======== DATASET CONTENT ========
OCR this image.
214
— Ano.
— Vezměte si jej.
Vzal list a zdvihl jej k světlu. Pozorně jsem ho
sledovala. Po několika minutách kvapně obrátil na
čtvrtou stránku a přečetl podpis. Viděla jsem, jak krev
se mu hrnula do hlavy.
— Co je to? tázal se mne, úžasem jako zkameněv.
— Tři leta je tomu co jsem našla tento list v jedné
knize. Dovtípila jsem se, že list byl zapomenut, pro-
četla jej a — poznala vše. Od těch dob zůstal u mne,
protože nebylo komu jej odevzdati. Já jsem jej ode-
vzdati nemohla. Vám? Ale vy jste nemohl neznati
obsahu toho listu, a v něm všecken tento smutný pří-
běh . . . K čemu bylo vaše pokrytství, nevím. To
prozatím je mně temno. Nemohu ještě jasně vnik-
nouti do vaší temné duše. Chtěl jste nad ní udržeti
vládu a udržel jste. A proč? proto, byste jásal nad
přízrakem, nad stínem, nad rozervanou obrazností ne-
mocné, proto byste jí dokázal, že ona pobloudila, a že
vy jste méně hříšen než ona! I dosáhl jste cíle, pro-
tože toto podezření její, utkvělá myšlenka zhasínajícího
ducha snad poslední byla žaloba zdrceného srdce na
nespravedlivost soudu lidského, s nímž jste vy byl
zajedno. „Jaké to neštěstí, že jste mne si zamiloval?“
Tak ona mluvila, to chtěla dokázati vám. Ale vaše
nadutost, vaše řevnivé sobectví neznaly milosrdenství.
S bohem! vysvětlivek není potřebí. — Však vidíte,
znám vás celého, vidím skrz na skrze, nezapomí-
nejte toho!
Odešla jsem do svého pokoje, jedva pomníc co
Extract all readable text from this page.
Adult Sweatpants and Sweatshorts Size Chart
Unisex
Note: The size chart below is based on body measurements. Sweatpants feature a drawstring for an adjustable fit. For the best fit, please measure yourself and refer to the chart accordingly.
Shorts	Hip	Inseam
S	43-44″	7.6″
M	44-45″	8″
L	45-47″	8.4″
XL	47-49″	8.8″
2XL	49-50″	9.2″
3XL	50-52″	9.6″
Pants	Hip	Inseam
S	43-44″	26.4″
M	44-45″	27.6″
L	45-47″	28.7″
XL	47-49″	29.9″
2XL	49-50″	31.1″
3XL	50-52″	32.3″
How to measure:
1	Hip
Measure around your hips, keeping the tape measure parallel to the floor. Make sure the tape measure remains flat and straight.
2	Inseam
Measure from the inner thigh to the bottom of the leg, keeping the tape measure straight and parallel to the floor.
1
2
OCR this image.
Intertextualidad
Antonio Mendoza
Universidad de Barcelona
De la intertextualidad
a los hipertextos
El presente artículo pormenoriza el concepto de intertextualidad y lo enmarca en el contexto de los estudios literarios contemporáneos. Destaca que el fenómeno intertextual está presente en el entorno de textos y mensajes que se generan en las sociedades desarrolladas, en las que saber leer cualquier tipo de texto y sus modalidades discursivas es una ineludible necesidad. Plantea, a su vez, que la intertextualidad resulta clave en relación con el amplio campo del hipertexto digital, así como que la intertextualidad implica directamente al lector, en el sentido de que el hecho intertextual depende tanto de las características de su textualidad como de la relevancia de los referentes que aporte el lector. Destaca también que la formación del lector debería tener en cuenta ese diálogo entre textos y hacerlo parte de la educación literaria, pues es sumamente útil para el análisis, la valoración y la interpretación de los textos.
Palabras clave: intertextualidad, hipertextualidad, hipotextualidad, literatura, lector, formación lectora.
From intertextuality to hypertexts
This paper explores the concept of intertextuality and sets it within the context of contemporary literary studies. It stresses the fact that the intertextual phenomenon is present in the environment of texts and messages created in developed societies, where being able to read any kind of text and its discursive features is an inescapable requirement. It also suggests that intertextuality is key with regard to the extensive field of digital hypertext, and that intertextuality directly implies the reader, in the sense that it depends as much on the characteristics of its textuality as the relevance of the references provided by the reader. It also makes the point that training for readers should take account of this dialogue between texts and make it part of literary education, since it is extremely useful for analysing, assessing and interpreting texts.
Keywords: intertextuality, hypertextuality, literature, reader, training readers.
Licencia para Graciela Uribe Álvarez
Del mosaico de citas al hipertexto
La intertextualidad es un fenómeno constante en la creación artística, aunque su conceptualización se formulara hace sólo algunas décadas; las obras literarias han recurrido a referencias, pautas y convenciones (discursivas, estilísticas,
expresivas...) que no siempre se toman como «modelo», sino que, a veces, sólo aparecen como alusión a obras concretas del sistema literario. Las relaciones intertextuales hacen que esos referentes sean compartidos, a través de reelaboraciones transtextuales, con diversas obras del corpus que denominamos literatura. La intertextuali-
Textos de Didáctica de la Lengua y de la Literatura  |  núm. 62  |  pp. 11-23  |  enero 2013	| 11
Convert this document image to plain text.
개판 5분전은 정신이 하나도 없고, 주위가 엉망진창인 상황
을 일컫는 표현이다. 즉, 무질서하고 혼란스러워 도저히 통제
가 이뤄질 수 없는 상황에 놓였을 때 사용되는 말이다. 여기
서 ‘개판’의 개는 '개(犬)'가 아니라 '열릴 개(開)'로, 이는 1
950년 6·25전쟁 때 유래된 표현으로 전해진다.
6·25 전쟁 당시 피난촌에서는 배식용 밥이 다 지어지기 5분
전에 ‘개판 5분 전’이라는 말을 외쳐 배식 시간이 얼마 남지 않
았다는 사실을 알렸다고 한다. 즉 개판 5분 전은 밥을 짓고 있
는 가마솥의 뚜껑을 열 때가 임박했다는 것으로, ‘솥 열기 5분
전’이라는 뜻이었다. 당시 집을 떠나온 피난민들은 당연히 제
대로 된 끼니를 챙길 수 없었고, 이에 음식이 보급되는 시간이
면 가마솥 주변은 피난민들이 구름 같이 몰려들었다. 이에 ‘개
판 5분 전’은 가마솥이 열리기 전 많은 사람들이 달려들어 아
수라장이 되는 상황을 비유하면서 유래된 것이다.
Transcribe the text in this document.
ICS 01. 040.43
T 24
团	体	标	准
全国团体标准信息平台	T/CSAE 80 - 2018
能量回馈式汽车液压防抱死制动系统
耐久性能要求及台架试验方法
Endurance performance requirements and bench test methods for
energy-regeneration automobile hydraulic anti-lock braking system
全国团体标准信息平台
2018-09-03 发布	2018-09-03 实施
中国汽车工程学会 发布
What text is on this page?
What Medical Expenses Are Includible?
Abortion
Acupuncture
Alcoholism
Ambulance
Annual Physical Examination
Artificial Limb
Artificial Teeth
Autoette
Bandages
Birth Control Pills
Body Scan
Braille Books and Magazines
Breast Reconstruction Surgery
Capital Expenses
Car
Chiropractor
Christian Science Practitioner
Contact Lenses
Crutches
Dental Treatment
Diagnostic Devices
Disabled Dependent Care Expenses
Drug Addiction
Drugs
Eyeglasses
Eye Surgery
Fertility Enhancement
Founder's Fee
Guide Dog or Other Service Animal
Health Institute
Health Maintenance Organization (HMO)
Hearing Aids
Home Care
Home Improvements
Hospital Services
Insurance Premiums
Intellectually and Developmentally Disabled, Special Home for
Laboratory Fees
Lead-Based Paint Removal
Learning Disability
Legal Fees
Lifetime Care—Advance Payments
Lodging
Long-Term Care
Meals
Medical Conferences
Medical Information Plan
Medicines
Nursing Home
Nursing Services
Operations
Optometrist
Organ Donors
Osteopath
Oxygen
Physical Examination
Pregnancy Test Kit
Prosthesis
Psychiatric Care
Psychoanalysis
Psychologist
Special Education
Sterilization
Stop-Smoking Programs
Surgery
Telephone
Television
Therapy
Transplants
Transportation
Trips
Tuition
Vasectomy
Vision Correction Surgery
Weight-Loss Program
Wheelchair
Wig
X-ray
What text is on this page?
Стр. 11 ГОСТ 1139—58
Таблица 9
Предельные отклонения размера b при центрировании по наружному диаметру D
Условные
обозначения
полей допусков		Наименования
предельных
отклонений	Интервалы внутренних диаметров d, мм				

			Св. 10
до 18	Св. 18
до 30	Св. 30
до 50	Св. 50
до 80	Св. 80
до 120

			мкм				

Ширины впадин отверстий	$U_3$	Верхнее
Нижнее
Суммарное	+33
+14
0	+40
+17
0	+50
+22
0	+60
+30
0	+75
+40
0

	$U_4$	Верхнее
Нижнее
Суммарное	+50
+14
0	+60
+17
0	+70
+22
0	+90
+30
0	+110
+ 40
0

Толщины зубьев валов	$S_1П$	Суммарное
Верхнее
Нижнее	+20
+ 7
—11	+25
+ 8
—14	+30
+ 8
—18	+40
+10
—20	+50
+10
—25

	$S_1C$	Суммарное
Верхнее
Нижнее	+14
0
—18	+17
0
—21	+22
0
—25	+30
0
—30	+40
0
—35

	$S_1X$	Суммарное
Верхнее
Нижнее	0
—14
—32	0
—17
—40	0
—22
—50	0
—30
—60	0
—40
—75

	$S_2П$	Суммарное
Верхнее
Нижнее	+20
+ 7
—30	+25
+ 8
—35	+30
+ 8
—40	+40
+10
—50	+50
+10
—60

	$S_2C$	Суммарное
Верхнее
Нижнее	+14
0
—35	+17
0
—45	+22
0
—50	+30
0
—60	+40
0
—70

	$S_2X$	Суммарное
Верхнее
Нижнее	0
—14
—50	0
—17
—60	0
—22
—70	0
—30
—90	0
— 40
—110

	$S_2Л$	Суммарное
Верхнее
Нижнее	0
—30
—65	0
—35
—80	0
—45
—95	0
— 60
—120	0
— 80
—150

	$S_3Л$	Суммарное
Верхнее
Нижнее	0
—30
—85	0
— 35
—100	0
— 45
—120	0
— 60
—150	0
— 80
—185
========
### EXERCISE DETAILS
Search the data for "Examination". Copy every matching line.

### WRITTEN SOLUTION
Annual Physical Examination
Physical Examination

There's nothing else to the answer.